# Taskleiste verschwindet beim benutzen von Firefox



## shiwa77 (21. Mai 2010)

Also,
ich habe ein Problem. Bin mir aber nicht sicher ob es an Win7 liegt, oder vielleicht doch an Firefox. Also wenn ich längere Zeit Firefox benutze, verschwindet die Taskleiste. Nebenbei höre ich öfters Musik über Youtube, keine Ahnung ob es vielleicht daran liegt. *Wenn ich den Mauszeiger zum unteren Bildschirmrand bewege, taucht sie aber nicht auf. Einzige Möglichkeit sie aufzurufen ist, die Windowstaste auf der Tastatur zu drücken.*
Komisch ist auch, dass es immer nach unterschiedlicher Zeit auftritt.
Meistens, wenn ich nicht mehr darauf achte, ob sie verschwindet
Das ist doch nicht normal, oder?

Win7 Ultimate x64
Firefox 3.6.3


----------



## -Phoenix- (21. Mai 2010)

moin 
mach einfach einen Rechtsklick auf die Taskleiste , wähle Eigenschaften und mache den hacken bei " Taskleiste automatisch ausblenden  " raus .
wenns nichts hilft mach mal noch Taskleiste fixieren rein .


mfg -Phoenix-


----------



## AdeE (21. Mai 2010)

Tag,

Hacken bei "Taskleiste automatisch ausblenden"?


----------



## shiwa77 (21. Mai 2010)

Danke erstmal für die Antworten.
Ja, Haken ist bei "Taskleiste automatisch ausblenden".
Das soll sie ja auch. Nur wenn man mit der Maus an den unteren Bildschirmrand geht, blendet sie wieder ein. Das passiert aber wie gesagt öfters nicht, es ist dann so, als gebe es die Taskleiste garnicht. Nur durch drücken der Windowstaste geht das dann.


----------



## SpaM_BoT (22. Mai 2010)

@shiwa77

Wenn sich die Taskleiste wärend des maximierten Browserfensters nicht automatisch einblendet, dann liegt es für gewöhnlich daran dass die Option "Taskleiste immer im Vordergrund halten" nicht per Häckchen aktiviert wurde. Auch ein im Hintergrund laufendes Programm kann ein solches Problem verursachen.


----------



## DAEF13 (22. Mai 2010)

Datensatzauszüge:
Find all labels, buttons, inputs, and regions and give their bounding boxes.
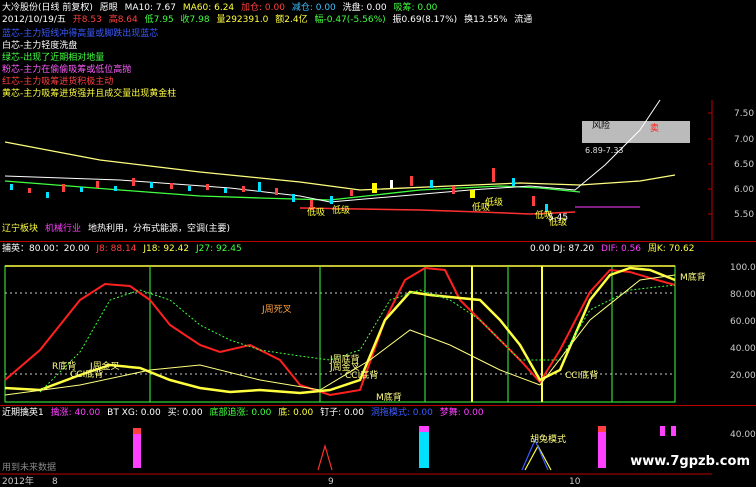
signal-bars [133, 426, 676, 471]
pattern-label: 胡兔模式 [530, 433, 566, 445]
x-label: 9 [328, 477, 334, 487]
x-label: 2012年 [2, 475, 34, 487]
x-label: 10 [569, 477, 581, 487]
ind2-y-tick: 40.00 [730, 430, 756, 440]
watermark: www.7gpzb.com [630, 454, 750, 469]
indicator2-canvas[interactable]: 胡兔模式 40.00 用到未来数据 2012年 8 9 10 [0, 0, 756, 487]
future-data-label: 用到未来数据 [2, 461, 56, 473]
x-label: 8 [52, 477, 58, 487]
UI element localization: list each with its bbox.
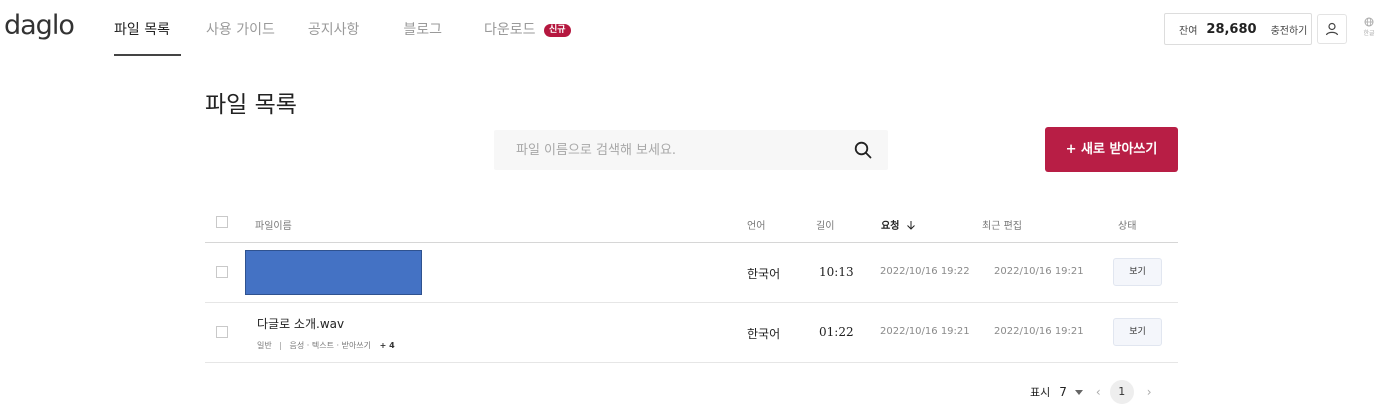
row-meta-type: 일반: [257, 341, 272, 350]
user-menu-button[interactable]: [1317, 14, 1347, 44]
nav-file-list[interactable]: 파일 목록: [114, 0, 181, 57]
column-header-status: 상태: [1118, 221, 1137, 232]
column-header-length: 길이: [816, 221, 835, 232]
column-header-edited: 최근 편집: [982, 221, 1022, 232]
balance-box: 잔여 28,680 충전하기: [1164, 13, 1312, 45]
search-box: [494, 130, 888, 170]
balance-label: 잔여: [1179, 25, 1198, 37]
row-language: 한국어: [747, 267, 781, 281]
row-requested-date: 2022/10/16 19:22: [880, 266, 970, 277]
row-edited-date: 2022/10/16 19:21: [994, 326, 1084, 337]
row-length: 01:22: [819, 325, 854, 339]
nav-notices-label: 공지사항: [307, 22, 360, 38]
main-nav: 파일 목록 사용 가이드 공지사항 블로그 다운로드 신규: [114, 0, 571, 57]
top-header: daglo 파일 목록 사용 가이드 공지사항 블로그 다운로드 신규 잔여 2…: [0, 0, 1385, 57]
pagination: 표시 7 ‹ 1 ›: [1030, 380, 1152, 404]
view-button[interactable]: 보기: [1113, 258, 1162, 286]
select-all-checkbox[interactable]: [216, 216, 228, 228]
row-checkbox[interactable]: [216, 266, 228, 278]
row-edited-date: 2022/10/16 19:21: [994, 266, 1084, 277]
row-meta-desc: 음성 · 텍스트 · 받아쓰기: [289, 341, 372, 350]
view-button[interactable]: 보기: [1113, 318, 1162, 346]
row-file-name[interactable]: 다글로 소개.wav: [257, 315, 344, 332]
nav-download[interactable]: 다운로드 신규: [484, 0, 571, 57]
person-icon: [1325, 22, 1339, 36]
file-table: 파일이름 언어 길이 요청 최근 편집 상태 한국어 10:13 2022/10…: [205, 205, 1178, 363]
row-length: 10:13: [819, 265, 854, 279]
page-size-label: 표시: [1030, 386, 1051, 399]
table-row[interactable]: 한국어 10:13 2022/10/16 19:22 2022/10/16 19…: [205, 243, 1178, 303]
daglo-logo[interactable]: daglo: [4, 10, 75, 41]
column-header-requested[interactable]: 요청: [881, 217, 916, 232]
sort-down-arrow-icon: [907, 221, 915, 230]
language-label: 한글: [1363, 30, 1375, 37]
nav-file-list-label: 파일 목록: [114, 22, 170, 38]
balance-amount: 28,680: [1206, 21, 1257, 37]
nav-user-guide[interactable]: 사용 가이드: [206, 0, 275, 57]
row-requested-date: 2022/10/16 19:21: [880, 326, 970, 337]
meta-separator: |: [279, 341, 282, 350]
row-meta-extra: + 4: [379, 341, 395, 350]
new-transcription-button[interactable]: + 새로 받아쓰기: [1045, 127, 1178, 172]
caret-down-icon[interactable]: [1074, 389, 1083, 395]
prev-page-chevron-icon[interactable]: ‹: [1096, 385, 1101, 399]
nav-blog[interactable]: 블로그: [403, 0, 442, 57]
nav-blog-label: 블로그: [403, 22, 443, 38]
new-badge: 신규: [544, 24, 571, 37]
row-language: 한국어: [747, 327, 781, 341]
page-size-select[interactable]: 7: [1059, 385, 1067, 399]
page-number-button[interactable]: 1: [1109, 380, 1134, 404]
column-header-language: 언어: [747, 221, 766, 232]
language-icon: [1364, 17, 1374, 27]
row-checkbox[interactable]: [216, 326, 228, 338]
search-icon[interactable]: [854, 141, 872, 159]
row-file-meta: 일반 | 음성 · 텍스트 · 받아쓰기 + 4: [257, 340, 395, 351]
nav-notices[interactable]: 공지사항: [308, 0, 360, 57]
nav-user-guide-label: 사용 가이드: [206, 22, 275, 38]
next-page-chevron-icon[interactable]: ›: [1147, 385, 1152, 399]
column-header-name: 파일이름: [255, 221, 292, 232]
nav-download-label: 다운로드: [484, 22, 536, 38]
page-title: 파일 목록: [205, 92, 297, 118]
language-button[interactable]: 한글: [1360, 17, 1378, 41]
search-input[interactable]: [494, 130, 844, 170]
table-header-row: 파일이름 언어 길이 요청 최근 편집 상태: [205, 205, 1178, 243]
charge-button[interactable]: 충전하기: [1271, 22, 1308, 37]
table-row[interactable]: 다글로 소개.wav 일반 | 음성 · 텍스트 · 받아쓰기 + 4 한국어 …: [205, 303, 1178, 363]
column-header-requested-label: 요청: [881, 221, 900, 232]
redacted-file-name-block: [245, 250, 422, 295]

Schriftliche Aufgabe 1:
Übersetze den Satz "Komisch ist auch, dass es immer nach unterschiedlicher Zeit auftritt." aus dem Forenthread ins Englische.
Schriftliche Aufgabe 2:
Schreib aus dem Forenthread alles von "Meistens, wenn ich" bis hinunter zu "-Phoenix- (21. Mai 2010)" ab und setze dabei "Chrome" an die Stelle von "Firefox".

Ausgabe 1:
What is also strange is that it always happens after a different amount of time.

Ausgabe 2:
Meistens, wenn ich nicht mehr darauf achte, ob sie verschwindet
Das ist doch nicht normal, oder?

Win7 Ultimate x64
Chrome 3.6.3


----------



## -Phoenix- (21. Mai 2010)